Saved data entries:
★ ★ ★

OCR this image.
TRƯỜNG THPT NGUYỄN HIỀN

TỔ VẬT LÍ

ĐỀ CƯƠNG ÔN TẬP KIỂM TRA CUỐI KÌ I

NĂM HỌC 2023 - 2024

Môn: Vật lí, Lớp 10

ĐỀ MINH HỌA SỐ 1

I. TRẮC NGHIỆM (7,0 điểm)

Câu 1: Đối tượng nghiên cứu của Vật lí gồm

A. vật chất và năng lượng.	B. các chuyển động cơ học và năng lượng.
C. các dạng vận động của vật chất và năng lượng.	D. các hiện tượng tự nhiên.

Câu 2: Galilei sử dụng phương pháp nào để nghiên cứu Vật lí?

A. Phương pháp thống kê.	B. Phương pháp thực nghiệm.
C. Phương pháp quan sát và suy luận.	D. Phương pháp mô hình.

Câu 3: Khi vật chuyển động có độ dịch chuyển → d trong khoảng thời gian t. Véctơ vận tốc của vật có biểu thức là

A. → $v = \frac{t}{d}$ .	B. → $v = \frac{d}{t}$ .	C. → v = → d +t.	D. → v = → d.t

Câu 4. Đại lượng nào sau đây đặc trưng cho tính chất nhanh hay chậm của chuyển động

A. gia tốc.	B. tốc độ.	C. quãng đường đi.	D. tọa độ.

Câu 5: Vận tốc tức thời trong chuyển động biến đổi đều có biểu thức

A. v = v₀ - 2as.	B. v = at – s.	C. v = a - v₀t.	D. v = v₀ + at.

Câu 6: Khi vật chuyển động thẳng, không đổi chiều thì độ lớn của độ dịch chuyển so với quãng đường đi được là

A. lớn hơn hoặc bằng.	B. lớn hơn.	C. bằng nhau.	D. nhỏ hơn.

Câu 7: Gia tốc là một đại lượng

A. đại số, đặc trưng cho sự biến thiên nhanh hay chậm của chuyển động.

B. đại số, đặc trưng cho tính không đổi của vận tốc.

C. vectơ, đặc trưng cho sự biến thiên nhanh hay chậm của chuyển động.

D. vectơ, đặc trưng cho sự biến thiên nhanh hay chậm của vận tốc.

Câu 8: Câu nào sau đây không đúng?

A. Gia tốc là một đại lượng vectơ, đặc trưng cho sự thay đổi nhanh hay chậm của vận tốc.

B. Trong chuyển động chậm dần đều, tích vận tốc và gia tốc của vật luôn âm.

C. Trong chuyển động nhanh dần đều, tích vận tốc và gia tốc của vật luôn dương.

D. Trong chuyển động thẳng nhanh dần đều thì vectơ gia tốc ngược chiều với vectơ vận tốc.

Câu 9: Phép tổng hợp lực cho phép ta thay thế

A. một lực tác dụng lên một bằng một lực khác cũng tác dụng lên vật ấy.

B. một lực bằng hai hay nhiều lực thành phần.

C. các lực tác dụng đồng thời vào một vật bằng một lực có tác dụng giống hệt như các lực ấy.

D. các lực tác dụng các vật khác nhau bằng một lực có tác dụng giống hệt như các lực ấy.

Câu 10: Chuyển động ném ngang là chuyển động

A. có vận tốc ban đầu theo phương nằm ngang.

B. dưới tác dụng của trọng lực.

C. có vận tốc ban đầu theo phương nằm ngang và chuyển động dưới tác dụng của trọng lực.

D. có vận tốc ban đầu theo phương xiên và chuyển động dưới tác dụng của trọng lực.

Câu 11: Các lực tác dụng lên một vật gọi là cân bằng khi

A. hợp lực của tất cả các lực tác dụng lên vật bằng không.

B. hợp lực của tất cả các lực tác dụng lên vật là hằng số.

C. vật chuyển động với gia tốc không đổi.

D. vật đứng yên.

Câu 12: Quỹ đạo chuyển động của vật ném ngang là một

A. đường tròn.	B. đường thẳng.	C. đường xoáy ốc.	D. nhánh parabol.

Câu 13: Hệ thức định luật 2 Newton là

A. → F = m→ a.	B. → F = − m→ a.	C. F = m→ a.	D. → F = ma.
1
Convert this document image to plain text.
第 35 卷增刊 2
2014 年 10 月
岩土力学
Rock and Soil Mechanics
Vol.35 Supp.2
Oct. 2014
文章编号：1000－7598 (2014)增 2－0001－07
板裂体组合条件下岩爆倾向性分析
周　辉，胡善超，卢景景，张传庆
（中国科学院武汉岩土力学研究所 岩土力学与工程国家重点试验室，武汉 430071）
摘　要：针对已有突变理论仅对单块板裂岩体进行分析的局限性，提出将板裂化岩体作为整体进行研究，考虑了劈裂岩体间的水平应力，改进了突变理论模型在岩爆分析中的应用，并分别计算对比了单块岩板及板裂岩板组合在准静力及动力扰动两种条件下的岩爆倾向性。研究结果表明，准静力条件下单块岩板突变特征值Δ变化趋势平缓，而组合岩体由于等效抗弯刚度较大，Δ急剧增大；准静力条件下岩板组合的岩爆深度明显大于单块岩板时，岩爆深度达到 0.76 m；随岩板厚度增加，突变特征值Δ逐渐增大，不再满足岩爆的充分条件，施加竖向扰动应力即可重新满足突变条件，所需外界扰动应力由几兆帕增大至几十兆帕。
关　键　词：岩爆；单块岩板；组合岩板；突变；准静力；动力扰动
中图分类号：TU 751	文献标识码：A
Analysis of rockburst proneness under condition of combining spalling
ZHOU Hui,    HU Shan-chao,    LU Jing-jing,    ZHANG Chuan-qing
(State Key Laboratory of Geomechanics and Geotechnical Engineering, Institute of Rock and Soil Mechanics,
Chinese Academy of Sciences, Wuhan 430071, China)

★ ★ ★

What the task requires: Copy out every entry again, exactly as it was given.

The solution:
OCR this image.
TRƯỜNG THPT NGUYỄN HIỀN

TỔ VẬT LÍ

ĐỀ CƯƠNG ÔN TẬP KIỂM TRA CUỐI KÌ I

NĂM HỌC 2023 - 2024

Môn: Vật lí, Lớp 10

ĐỀ MINH HỌA SỐ 1

I. TRẮC NGHIỆM (7,0 điểm)

Câu 1: Đối tượng nghiên cứu của Vật lí gồm

A. vật chất và năng lượng.	B. các chuyển động cơ học và năng lượng.
C. các dạng vận động của vật chất và năng lượng.	D. các hiện tượng tự nhiên.

Câu 2: Galilei sử dụng phương pháp nào để nghiên cứu Vật lí?

A. Phương pháp thống kê.	B. Phương pháp thực nghiệm.
C. Phương pháp quan sát và suy luận.	D. Phương pháp mô hình.

Câu 3: Khi vật chuyển động có độ dịch chuyển → d trong khoảng thời gian t. Véctơ vận tốc của vật có biểu thức là

A. → $v = \frac{t}{d}$ .	B. → $v = \frac{d}{t}$ .	C. → v = → d +t.	D. → v = → d.t

Câu 4. Đại lượng nào sau đây đặc trưng cho tính chất nhanh hay chậm của chuyển động

A. gia tốc.	B. tốc độ.	C. quãng đường đi.	D. tọa độ.

Câu 5: Vận tốc tức thời trong chuyển động biến đổi đều có biểu thức

A. v = v₀ - 2as.	B. v = at – s.	C. v = a - v₀t.	D. v = v₀ + at.

Câu 6: Khi vật chuyển động thẳng, không đổi chiều thì độ lớn của độ dịch chuyển so với quãng đường đi được là

A. lớn hơn hoặc bằng.	B. lớn hơn.	C. bằng nhau.	D. nhỏ hơn.

Câu 7: Gia tốc là một đại lượng

A. đại số, đặc trưng cho sự biến thiên nhanh hay chậm của chuyển động.

B. đại số, đặc trưng cho tính không đổi của vận tốc.

C. vectơ, đặc trưng cho sự biến thiên nhanh hay chậm của chuyển động.

D. vectơ, đặc trưng cho sự biến thiên nhanh hay chậm của vận tốc.

Câu 8: Câu nào sau đây không đúng?

A. Gia tốc là một đại lượng vectơ, đặc trưng cho sự thay đổi nhanh hay chậm của vận tốc.

B. Trong chuyển động chậm dần đều, tích vận tốc và gia tốc của vật luôn âm.

C. Trong chuyển động nhanh dần đều, tích vận tốc và gia tốc của vật luôn dương.

D. Trong chuyển động thẳng nhanh dần đều thì vectơ gia tốc ngược chiều với vectơ vận tốc.

Câu 9: Phép tổng hợp lực cho phép ta thay thế

A. một lực tác dụng lên một bằng một lực khác cũng tác dụng lên vật ấy.

B. một lực bằng hai hay nhiều lực thành phần.

C. các lực tác dụng đồng thời vào một vật bằng một lực có tác dụng giống hệt như các lực ấy.

D. các lực tác dụng các vật khác nhau bằng một lực có tác dụng giống hệt như các lực ấy.

Câu 10: Chuyển động ném ngang là chuyển động

A. có vận tốc ban đầu theo phương nằm ngang.

B. dưới tác dụng của trọng lực.

C. có vận tốc ban đầu theo phương nằm ngang và chuyển động dưới tác dụng của trọng lực.

D. có vận tốc ban đầu theo phương xiên và chuyển động dưới tác dụng của trọng lực.

Câu 11: Các lực tác dụng lên một vật gọi là cân bằng khi

A. hợp lực của tất cả các lực tác dụng lên vật bằng không.

B. hợp lực của tất cả các lực tác dụng lên vật là hằng số.

C. vật chuyển động với gia tốc không đổi.

D. vật đứng yên.

Câu 12: Quỹ đạo chuyển động của vật ném ngang là một

A. đường tròn.	B. đường thẳng.	C. đường xoáy ốc.	D. nhánh parabol.

Câu 13: Hệ thức định luật 2 Newton là

A. → F = m→ a.	B. → F = − m→ a.	C. F = m→ a.	D. → F = ma.
1
Convert this document image to plain text.
第 35 卷增刊 2
2014 年 10 月
岩土力学
Rock and Soil Mechanics
Vol.35 Supp.2
Oct. 2014
文章编号：1000－7598 (2014)增 2－0001－07
板裂体组合条件下岩爆倾向性分析
周　辉，胡善超，卢景景，张传庆
（中国科学院武汉岩土力学研究所 岩土力学与工程国家重点试验室，武汉 430071）
摘　要：针对已有突变理论仅对单块板裂岩体进行分析的局限性，提出将板裂化岩体作为整体进行研究，考虑了劈裂岩体间的水平应力，改进了突变理论模型在岩爆分析中的应用，并分别计算对比了单块岩板及板裂岩板组合在准静力及动力扰动两种条件下的岩爆倾向性。研究结果表明，准静力条件下单块岩板突变特征值Δ变化趋势平缓，而组合岩体由于等效抗弯刚度较大，Δ急剧增大；准静力条件下岩板组合的岩爆深度明显大于单块岩板时，岩爆深度达到 0.76 m；随岩板厚度增加，突变特征值Δ逐渐增大，不再满足岩爆的充分条件，施加竖向扰动应力即可重新满足突变条件，所需外界扰动应力由几兆帕增大至几十兆帕。
关　键　词：岩爆；单块岩板；组合岩板；突变；准静力；动力扰动
中图分类号：TU 751	文献标识码：A
Analysis of rockburst proneness under condition of combining spalling
ZHOU Hui,    HU Shan-chao,    LU Jing-jing,    ZHANG Chuan-qing
(State Key Laboratory of Geomechanics and Geotechnical Engineering, Institute of Rock and Soil Mechanics,
Chinese Academy of Sciences, Wuhan 430071, China)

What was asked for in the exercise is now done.